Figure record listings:
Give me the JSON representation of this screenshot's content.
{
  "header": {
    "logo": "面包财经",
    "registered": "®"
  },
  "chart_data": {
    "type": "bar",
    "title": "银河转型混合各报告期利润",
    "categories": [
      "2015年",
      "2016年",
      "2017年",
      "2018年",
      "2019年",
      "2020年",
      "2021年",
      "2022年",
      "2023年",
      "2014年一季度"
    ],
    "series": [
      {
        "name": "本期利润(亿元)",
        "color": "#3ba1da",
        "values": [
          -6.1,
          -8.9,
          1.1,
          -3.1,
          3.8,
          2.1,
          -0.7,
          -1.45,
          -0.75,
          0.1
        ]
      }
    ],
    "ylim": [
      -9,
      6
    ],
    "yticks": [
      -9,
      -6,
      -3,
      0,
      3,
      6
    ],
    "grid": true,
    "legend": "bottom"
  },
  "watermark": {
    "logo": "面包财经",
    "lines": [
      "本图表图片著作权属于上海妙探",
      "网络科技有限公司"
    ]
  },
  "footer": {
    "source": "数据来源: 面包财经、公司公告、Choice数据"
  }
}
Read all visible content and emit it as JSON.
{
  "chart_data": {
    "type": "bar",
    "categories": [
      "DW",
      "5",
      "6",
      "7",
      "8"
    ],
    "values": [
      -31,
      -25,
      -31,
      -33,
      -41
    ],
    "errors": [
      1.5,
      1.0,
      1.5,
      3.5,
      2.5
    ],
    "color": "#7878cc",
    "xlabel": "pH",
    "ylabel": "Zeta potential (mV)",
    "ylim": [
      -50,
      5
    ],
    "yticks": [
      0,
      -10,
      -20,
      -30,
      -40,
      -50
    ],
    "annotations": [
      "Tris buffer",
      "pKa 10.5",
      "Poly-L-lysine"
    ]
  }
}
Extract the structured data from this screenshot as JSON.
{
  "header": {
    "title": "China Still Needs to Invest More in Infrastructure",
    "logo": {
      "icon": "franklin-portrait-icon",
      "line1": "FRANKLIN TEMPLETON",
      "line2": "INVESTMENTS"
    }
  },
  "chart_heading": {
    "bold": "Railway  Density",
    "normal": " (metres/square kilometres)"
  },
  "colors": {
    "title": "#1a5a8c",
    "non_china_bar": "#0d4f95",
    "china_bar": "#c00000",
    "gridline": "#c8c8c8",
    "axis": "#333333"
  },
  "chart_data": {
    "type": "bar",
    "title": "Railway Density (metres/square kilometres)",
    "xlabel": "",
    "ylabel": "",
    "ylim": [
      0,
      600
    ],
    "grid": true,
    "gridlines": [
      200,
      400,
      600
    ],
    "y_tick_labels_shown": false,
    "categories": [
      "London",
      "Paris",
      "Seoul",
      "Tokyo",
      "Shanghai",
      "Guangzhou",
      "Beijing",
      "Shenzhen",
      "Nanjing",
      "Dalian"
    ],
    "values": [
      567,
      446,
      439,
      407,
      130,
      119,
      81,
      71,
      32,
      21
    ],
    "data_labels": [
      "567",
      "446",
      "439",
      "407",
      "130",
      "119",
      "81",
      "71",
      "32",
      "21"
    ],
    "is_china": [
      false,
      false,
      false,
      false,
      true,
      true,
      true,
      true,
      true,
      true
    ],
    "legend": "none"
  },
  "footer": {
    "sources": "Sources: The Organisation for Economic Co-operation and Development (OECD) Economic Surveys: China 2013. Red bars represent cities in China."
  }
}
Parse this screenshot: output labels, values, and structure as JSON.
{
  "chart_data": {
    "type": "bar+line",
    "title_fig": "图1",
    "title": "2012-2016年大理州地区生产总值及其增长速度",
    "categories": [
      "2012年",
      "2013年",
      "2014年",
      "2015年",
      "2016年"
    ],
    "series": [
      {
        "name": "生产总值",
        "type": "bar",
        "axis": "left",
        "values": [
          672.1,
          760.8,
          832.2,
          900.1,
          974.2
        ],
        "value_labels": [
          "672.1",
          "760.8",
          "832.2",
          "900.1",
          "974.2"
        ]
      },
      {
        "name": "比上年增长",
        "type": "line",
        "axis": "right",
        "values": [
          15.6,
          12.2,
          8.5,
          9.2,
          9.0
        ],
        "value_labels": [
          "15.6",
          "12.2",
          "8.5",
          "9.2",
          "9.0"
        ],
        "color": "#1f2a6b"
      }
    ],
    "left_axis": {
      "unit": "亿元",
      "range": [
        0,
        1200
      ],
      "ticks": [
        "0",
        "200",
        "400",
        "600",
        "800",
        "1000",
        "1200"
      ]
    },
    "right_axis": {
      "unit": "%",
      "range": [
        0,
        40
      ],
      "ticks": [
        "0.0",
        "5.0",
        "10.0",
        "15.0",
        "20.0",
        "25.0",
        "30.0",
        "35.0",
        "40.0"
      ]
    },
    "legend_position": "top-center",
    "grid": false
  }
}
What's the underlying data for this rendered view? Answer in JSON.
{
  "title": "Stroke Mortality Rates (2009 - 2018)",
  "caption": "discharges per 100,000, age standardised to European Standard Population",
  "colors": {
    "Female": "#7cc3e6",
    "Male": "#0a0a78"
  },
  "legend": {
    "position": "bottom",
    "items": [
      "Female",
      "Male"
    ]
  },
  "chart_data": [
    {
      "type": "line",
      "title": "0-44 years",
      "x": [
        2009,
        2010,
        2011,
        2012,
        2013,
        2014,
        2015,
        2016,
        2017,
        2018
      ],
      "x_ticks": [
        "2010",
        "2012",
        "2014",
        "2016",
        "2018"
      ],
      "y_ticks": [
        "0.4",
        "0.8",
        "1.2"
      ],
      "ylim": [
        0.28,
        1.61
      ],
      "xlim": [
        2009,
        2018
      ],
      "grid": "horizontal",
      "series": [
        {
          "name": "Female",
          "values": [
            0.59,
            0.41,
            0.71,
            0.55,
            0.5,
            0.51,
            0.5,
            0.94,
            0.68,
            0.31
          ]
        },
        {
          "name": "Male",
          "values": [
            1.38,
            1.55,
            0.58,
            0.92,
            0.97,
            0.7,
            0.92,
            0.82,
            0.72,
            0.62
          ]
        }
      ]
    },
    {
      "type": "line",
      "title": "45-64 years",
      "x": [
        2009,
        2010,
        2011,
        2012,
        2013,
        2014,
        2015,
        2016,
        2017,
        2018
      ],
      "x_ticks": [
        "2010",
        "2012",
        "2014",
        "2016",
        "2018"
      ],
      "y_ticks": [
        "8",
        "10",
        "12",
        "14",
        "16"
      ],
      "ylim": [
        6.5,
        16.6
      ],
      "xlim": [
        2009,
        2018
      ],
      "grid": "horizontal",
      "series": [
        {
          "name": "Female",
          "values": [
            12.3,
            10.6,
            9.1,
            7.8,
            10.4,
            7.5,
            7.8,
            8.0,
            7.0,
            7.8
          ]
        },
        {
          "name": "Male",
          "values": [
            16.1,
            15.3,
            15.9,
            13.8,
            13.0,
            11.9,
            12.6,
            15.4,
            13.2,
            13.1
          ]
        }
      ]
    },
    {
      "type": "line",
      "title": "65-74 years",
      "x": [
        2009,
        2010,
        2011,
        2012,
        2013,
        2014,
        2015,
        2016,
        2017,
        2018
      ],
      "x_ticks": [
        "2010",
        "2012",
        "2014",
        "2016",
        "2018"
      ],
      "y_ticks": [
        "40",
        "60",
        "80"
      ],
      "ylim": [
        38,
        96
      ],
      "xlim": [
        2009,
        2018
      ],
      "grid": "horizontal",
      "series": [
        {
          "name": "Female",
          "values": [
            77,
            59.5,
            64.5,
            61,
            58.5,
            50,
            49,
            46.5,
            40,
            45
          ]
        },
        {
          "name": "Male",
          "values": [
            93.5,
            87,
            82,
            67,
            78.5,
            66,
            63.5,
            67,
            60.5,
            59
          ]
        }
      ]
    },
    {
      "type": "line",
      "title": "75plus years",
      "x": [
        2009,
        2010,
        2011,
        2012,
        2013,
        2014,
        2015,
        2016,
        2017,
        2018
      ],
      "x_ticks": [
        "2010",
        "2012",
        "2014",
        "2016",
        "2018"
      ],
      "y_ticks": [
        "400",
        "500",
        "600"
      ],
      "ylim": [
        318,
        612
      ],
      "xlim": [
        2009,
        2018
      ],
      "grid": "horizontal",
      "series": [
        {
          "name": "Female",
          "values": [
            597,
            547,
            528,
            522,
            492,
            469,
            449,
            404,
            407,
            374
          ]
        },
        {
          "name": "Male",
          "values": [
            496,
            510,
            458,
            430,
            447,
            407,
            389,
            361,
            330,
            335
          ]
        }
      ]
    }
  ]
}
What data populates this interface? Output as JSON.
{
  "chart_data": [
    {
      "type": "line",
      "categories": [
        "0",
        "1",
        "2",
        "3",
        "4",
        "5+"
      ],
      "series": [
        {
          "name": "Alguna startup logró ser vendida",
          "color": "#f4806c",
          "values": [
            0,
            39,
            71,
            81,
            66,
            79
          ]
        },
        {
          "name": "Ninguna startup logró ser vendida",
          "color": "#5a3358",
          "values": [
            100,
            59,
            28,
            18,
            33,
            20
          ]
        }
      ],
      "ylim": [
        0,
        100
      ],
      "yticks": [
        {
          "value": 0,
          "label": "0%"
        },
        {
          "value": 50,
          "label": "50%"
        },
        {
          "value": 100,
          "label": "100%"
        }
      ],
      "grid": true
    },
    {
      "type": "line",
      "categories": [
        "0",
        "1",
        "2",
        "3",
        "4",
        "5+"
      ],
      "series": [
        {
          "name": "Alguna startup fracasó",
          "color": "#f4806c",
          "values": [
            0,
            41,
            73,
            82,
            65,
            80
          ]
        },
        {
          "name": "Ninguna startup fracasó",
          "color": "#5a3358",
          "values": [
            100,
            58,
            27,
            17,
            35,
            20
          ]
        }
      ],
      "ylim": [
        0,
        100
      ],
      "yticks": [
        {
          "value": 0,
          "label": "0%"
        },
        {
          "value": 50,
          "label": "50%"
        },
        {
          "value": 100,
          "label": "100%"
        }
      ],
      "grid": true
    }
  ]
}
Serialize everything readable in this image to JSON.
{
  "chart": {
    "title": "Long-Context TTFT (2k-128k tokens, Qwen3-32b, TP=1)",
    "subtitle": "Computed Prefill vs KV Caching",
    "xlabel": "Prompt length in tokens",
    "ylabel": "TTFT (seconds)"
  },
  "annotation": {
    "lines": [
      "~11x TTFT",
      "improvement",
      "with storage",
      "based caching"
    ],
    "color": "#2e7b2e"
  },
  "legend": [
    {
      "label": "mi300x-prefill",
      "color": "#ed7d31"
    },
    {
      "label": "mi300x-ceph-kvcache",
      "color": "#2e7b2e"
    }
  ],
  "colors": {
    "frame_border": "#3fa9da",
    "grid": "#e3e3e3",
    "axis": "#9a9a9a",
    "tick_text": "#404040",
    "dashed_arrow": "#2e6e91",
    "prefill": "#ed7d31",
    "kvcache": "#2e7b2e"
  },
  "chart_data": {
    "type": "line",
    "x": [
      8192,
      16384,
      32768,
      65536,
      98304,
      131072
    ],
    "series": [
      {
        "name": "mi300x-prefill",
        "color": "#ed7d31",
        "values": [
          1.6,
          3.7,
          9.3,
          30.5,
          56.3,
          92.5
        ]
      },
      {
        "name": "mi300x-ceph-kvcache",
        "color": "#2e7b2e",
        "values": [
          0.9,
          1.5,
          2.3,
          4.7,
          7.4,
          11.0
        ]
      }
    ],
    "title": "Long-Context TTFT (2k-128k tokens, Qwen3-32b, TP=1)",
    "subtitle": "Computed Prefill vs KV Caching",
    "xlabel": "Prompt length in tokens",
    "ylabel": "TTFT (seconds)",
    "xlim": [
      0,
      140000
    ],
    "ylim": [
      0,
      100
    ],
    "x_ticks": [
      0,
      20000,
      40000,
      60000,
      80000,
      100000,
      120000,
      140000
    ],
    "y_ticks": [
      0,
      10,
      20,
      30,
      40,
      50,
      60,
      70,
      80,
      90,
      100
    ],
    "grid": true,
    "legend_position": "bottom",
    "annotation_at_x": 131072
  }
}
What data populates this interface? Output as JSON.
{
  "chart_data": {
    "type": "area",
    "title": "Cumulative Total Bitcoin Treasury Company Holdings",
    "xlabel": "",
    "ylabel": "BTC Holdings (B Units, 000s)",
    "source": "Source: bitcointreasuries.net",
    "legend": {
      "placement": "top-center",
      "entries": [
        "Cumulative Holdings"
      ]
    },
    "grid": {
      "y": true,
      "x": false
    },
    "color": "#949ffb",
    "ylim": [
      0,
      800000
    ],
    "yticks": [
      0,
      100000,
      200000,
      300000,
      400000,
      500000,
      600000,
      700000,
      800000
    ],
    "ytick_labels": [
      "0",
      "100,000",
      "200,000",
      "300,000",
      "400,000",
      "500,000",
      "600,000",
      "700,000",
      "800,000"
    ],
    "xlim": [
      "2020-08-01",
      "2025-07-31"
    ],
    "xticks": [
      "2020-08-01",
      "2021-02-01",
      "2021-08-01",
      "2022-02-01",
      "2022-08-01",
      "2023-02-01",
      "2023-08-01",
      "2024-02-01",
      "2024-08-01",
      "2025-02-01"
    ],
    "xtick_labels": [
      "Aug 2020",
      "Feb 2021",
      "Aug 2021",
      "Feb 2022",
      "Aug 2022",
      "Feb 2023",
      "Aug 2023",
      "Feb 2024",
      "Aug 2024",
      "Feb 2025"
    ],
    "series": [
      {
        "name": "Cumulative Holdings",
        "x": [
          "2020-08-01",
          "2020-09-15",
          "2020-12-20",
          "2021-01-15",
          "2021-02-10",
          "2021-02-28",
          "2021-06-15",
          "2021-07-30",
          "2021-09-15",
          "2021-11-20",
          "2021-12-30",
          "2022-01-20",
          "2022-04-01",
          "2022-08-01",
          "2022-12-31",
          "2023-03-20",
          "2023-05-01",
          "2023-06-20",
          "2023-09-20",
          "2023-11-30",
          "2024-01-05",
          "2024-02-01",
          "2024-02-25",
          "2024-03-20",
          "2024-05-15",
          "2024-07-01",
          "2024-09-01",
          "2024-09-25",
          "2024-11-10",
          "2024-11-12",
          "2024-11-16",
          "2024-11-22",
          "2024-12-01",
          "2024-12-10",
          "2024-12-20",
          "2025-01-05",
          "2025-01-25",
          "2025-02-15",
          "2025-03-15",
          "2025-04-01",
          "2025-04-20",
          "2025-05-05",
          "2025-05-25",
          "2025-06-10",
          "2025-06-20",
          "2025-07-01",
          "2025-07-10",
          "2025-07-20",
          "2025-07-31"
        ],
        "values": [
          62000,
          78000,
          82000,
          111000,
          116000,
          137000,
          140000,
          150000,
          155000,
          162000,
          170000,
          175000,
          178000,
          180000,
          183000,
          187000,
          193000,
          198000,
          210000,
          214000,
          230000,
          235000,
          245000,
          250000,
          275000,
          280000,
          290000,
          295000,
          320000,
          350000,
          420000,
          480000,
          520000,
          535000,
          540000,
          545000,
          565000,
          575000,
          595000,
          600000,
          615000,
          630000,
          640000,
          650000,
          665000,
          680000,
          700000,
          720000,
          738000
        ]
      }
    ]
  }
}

— EXERCISE GOAL —
Filter out all lines lacking the word "ceph" and copy the rest.

— COMPLETED EXERCISE —
      "label": "mi300x-ceph-kvcache",
        "name": "mi300x-ceph-kvcache",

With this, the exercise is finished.